Exercise details:
Below are the records; pull every line that includes "date".

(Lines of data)
==============================

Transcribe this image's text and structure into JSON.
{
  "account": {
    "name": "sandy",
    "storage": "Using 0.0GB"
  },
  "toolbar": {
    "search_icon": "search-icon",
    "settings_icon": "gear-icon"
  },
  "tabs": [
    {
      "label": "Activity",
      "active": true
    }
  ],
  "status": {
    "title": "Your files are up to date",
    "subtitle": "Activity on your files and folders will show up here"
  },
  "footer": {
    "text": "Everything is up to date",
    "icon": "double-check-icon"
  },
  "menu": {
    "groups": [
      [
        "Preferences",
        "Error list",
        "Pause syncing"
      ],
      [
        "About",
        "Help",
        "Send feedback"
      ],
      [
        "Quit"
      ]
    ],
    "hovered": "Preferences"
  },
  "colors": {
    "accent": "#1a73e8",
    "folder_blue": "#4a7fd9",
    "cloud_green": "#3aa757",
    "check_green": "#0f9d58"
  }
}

==============================

Result of the task:
    "title": "Your files are up to date",
    "text": "Everything is up to date",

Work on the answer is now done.